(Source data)
****

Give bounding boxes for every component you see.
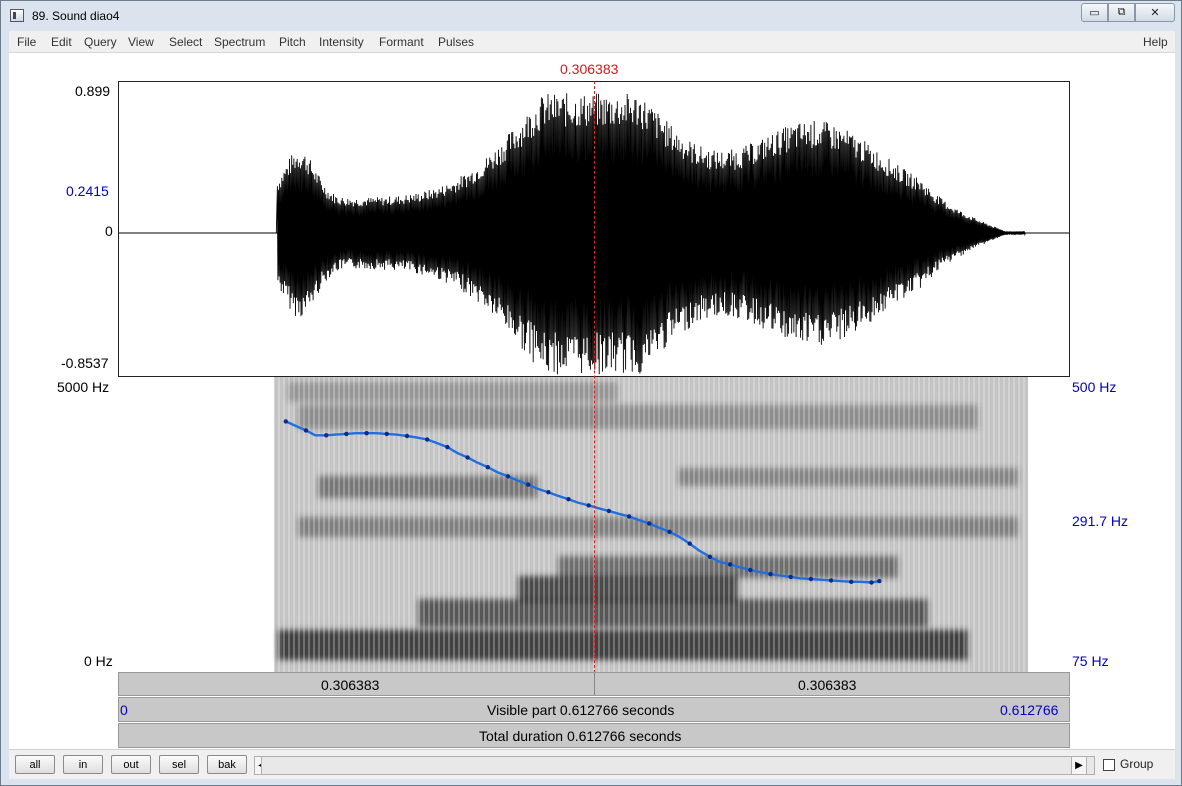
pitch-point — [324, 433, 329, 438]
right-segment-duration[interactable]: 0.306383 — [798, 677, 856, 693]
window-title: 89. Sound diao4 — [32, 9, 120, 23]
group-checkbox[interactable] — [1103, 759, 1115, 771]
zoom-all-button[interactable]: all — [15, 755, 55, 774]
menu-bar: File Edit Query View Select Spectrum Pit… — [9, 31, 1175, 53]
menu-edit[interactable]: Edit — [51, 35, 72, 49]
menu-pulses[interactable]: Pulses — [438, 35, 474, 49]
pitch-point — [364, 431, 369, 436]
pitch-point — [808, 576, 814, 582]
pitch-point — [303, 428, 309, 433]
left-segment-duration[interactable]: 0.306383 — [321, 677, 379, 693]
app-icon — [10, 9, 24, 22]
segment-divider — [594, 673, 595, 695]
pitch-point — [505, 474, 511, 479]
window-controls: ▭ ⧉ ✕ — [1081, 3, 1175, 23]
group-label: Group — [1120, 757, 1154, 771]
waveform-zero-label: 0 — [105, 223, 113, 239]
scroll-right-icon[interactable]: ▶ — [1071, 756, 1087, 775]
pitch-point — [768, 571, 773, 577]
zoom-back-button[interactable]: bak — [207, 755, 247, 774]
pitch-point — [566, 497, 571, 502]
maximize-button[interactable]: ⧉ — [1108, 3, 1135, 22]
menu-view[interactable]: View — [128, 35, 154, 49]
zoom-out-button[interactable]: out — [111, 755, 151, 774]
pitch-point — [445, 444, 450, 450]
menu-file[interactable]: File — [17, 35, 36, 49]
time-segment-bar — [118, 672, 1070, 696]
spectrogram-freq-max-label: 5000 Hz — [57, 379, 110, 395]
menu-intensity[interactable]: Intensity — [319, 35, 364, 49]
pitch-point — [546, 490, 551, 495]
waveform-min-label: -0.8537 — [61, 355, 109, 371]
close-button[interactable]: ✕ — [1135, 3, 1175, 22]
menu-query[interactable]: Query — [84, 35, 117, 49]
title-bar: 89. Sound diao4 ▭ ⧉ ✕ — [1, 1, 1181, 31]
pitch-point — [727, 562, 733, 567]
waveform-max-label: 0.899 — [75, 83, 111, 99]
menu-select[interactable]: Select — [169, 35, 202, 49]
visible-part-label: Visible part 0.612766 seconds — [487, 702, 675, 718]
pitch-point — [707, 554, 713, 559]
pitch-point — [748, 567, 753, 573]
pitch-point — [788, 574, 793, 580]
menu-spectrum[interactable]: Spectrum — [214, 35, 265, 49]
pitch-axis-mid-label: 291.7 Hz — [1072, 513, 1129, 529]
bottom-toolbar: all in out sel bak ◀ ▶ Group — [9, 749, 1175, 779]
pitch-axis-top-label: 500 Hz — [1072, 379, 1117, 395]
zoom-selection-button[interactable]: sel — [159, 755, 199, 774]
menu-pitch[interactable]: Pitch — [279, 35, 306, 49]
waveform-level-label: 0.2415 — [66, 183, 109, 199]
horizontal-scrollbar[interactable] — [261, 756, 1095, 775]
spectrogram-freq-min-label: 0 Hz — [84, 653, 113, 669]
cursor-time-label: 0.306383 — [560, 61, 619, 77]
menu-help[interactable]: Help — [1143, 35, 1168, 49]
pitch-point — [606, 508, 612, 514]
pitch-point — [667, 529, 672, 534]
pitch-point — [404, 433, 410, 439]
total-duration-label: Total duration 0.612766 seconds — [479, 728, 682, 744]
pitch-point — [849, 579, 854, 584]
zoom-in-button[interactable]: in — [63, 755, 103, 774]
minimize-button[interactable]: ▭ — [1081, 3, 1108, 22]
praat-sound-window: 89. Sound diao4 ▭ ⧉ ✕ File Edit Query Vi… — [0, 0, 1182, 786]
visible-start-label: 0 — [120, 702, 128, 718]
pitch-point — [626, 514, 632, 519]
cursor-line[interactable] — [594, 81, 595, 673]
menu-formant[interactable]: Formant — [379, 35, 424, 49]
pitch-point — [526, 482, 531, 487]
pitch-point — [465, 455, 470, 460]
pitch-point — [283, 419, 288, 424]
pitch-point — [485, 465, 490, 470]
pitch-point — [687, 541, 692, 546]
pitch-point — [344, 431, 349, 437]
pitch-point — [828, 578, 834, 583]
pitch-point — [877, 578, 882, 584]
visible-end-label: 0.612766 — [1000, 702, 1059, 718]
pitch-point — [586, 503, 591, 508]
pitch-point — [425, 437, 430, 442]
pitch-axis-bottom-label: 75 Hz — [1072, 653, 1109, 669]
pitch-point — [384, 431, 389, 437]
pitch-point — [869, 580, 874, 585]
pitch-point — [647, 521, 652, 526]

****

- [YOUR OBJECTIVE]: Can you print the rows verbatim, starting with the row that contains "pitch-point — [324, 433, 329, 438]" and going on through the row that contains "time-segment-bar — [118, 672, 1070, 696]", with both of those rows included?

- [FINAL ANSWER]:
pitch-point — [324, 433, 329, 438]
right-segment-duration[interactable]: 0.306383 — [798, 677, 856, 693]
window-title: 89. Sound diao4 — [32, 9, 120, 23]
group-checkbox[interactable] — [1103, 759, 1115, 771]
zoom-all-button[interactable]: all — [15, 755, 55, 774]
menu-bar: File Edit Query View Select Spectrum Pit… — [9, 31, 1175, 53]
menu-edit[interactable]: Edit — [51, 35, 72, 49]
menu-pulses[interactable]: Pulses — [438, 35, 474, 49]
pitch-point — [364, 431, 369, 436]
pitch-point — [808, 576, 814, 582]
pitch-point — [303, 428, 309, 433]
left-segment-duration[interactable]: 0.306383 — [321, 677, 379, 693]
app-icon — [10, 9, 24, 22]
segment-divider — [594, 673, 595, 695]
pitch-point — [505, 474, 511, 479]
window-controls: ▭ ⧉ ✕ — [1081, 3, 1175, 23]
group-label: Group — [1120, 757, 1154, 771]
waveform-zero-label: 0 — [105, 223, 113, 239]
scroll-right-icon[interactable]: ▶ — [1071, 756, 1087, 775]
pitch-point — [768, 571, 773, 577]
zoom-back-button[interactable]: bak — [207, 755, 247, 774]
pitch-point — [566, 497, 571, 502]
maximize-button[interactable]: ⧉ — [1108, 3, 1135, 22]
menu-view[interactable]: View — [128, 35, 154, 49]
zoom-out-button[interactable]: out — [111, 755, 151, 774]
pitch-point — [445, 444, 450, 450]
menu-file[interactable]: File — [17, 35, 36, 49]
time-segment-bar — [118, 672, 1070, 696]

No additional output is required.